- **Figure contents as structured data**:
● ● ● ●

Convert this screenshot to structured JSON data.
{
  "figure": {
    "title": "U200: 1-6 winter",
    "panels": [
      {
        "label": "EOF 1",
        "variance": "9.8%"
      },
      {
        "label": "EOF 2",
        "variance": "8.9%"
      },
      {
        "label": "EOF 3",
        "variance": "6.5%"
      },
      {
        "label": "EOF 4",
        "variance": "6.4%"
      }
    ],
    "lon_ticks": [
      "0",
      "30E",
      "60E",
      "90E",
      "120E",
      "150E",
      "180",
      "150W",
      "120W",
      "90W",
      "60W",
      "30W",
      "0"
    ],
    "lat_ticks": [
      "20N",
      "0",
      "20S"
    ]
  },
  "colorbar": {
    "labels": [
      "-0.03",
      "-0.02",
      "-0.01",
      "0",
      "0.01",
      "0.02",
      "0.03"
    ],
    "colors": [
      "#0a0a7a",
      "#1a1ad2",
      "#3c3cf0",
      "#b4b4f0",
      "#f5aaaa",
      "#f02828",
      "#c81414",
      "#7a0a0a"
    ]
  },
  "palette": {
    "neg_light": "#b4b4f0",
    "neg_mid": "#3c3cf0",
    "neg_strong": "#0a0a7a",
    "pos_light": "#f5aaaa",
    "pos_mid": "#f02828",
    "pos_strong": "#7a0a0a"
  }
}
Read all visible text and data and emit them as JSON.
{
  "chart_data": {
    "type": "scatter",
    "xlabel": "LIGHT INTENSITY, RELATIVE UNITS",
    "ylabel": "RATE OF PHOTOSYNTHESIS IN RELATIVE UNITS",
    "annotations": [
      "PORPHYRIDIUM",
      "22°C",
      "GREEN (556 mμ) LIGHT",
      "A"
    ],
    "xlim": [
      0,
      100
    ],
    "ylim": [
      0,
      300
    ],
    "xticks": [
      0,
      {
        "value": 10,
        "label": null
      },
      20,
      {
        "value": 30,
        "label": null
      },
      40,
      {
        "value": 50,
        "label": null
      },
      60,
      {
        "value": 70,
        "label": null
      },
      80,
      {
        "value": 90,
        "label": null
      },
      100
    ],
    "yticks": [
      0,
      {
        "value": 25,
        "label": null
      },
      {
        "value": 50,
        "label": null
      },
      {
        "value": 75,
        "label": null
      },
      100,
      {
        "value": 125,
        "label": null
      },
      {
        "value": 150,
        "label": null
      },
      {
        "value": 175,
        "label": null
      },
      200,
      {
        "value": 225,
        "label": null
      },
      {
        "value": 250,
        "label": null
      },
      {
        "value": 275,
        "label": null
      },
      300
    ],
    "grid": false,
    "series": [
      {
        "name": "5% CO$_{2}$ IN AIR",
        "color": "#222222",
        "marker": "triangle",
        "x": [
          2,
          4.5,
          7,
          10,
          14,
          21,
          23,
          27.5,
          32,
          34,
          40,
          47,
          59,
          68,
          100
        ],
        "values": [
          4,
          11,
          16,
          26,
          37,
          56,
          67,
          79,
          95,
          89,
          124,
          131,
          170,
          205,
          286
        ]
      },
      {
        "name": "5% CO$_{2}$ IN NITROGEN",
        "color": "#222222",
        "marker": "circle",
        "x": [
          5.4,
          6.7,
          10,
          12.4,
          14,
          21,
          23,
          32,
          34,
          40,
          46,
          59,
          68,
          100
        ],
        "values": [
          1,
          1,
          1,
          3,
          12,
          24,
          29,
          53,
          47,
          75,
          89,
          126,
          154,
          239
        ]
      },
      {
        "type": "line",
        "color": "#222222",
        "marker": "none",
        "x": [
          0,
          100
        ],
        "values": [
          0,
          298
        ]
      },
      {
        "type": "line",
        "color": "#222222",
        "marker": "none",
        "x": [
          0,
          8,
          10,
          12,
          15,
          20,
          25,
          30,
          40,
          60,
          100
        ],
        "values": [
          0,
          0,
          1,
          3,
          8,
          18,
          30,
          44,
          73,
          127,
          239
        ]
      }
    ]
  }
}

● ● ● ●

- **EXERCISE**:
Pick out the lines containing the string "RELATIVE".

- **EXERCISE SOLUTION**:
    "xlabel": "LIGHT INTENSITY, RELATIVE UNITS",
    "ylabel": "RATE OF PHOTOSYNTHESIS IN RELATIVE UNITS",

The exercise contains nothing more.